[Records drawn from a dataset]
========================================
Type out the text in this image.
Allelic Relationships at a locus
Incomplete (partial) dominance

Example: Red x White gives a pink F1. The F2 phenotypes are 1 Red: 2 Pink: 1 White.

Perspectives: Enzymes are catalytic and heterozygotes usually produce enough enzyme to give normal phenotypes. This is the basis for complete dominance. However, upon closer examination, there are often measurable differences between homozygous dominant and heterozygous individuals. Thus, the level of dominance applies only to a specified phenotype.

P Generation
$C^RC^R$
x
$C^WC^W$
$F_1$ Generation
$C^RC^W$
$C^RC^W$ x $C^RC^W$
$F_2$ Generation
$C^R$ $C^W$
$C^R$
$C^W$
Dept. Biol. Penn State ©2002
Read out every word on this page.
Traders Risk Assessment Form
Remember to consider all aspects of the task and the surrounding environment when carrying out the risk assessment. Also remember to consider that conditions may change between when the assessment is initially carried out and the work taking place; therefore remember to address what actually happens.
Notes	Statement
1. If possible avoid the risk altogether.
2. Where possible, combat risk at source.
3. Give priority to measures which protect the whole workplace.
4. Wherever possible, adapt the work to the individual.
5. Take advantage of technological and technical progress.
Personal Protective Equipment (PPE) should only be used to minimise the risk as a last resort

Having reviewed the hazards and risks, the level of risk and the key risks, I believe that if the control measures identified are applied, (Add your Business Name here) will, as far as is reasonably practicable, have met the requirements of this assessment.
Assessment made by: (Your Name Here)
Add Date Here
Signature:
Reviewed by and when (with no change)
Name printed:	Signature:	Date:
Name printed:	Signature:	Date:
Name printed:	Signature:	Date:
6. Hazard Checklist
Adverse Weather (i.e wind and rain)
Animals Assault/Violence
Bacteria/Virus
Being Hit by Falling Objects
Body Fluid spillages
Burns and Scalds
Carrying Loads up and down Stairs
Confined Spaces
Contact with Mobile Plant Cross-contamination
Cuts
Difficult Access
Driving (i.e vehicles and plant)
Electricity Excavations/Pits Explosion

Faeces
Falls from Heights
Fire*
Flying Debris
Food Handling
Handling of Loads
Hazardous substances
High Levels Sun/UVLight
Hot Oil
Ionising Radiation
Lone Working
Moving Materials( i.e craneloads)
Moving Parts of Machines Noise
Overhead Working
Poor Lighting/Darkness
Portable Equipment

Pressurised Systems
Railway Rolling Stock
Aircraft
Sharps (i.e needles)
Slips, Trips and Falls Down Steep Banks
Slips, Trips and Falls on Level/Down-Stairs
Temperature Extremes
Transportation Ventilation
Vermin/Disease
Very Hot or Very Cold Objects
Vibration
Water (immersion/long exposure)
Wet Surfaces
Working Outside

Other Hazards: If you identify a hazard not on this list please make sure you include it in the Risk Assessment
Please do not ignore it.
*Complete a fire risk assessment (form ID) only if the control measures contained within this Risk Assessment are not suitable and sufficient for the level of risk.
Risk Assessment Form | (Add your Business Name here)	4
========================================
- [TASK DESCRIPTION]: Could you give the data above again, exact in every line?

- [YOUR SOLUTION]:
Type out the text in this image.
Allelic Relationships at a locus
Incomplete (partial) dominance

Example: Red x White gives a pink F1. The F2 phenotypes are 1 Red: 2 Pink: 1 White.

Perspectives: Enzymes are catalytic and heterozygotes usually produce enough enzyme to give normal phenotypes. This is the basis for complete dominance. However, upon closer examination, there are often measurable differences between homozygous dominant and heterozygous individuals. Thus, the level of dominance applies only to a specified phenotype.

P Generation
$C^RC^R$
x
$C^WC^W$
$F_1$ Generation
$C^RC^W$
$C^RC^W$ x $C^RC^W$
$F_2$ Generation
$C^R$ $C^W$
$C^R$
$C^W$
Dept. Biol. Penn State ©2002
Read out every word on this page.
Traders Risk Assessment Form
Remember to consider all aspects of the task and the surrounding environment when carrying out the risk assessment. Also remember to consider that conditions may change between when the assessment is initially carried out and the work taking place; therefore remember to address what actually happens.
Notes	Statement
1. If possible avoid the risk altogether.
2. Where possible, combat risk at source.
3. Give priority to measures which protect the whole workplace.
4. Wherever possible, adapt the work to the individual.
5. Take advantage of technological and technical progress.
Personal Protective Equipment (PPE) should only be used to minimise the risk as a last resort

Having reviewed the hazards and risks, the level of risk and the key risks, I believe that if the control measures identified are applied, (Add your Business Name here) will, as far as is reasonably practicable, have met the requirements of this assessment.
Assessment made by: (Your Name Here)
Add Date Here
Signature:
Reviewed by and when (with no change)
Name printed:	Signature:	Date:
Name printed:	Signature:	Date:
Name printed:	Signature:	Date:
6. Hazard Checklist
Adverse Weather (i.e wind and rain)
Animals Assault/Violence
Bacteria/Virus
Being Hit by Falling Objects
Body Fluid spillages
Burns and Scalds
Carrying Loads up and down Stairs
Confined Spaces
Contact with Mobile Plant Cross-contamination
Cuts
Difficult Access
Driving (i.e vehicles and plant)
Electricity Excavations/Pits Explosion

Faeces
Falls from Heights
Fire*
Flying Debris
Food Handling
Handling of Loads
Hazardous substances
High Levels Sun/UVLight
Hot Oil
Ionising Radiation
Lone Working
Moving Materials( i.e craneloads)
Moving Parts of Machines Noise
Overhead Working
Poor Lighting/Darkness
Portable Equipment

Pressurised Systems
Railway Rolling Stock
Aircraft
Sharps (i.e needles)
Slips, Trips and Falls Down Steep Banks
Slips, Trips and Falls on Level/Down-Stairs
Temperature Extremes
Transportation Ventilation
Vermin/Disease
Very Hot or Very Cold Objects
Vibration
Water (immersion/long exposure)
Wet Surfaces
Working Outside

Other Hazards: If you identify a hazard not on this list please make sure you include it in the Risk Assessment
Please do not ignore it.
*Complete a fire risk assessment (form ID) only if the control measures contained within this Risk Assessment are not suitable and sufficient for the level of risk.
Risk Assessment Form | (Add your Business Name here)	4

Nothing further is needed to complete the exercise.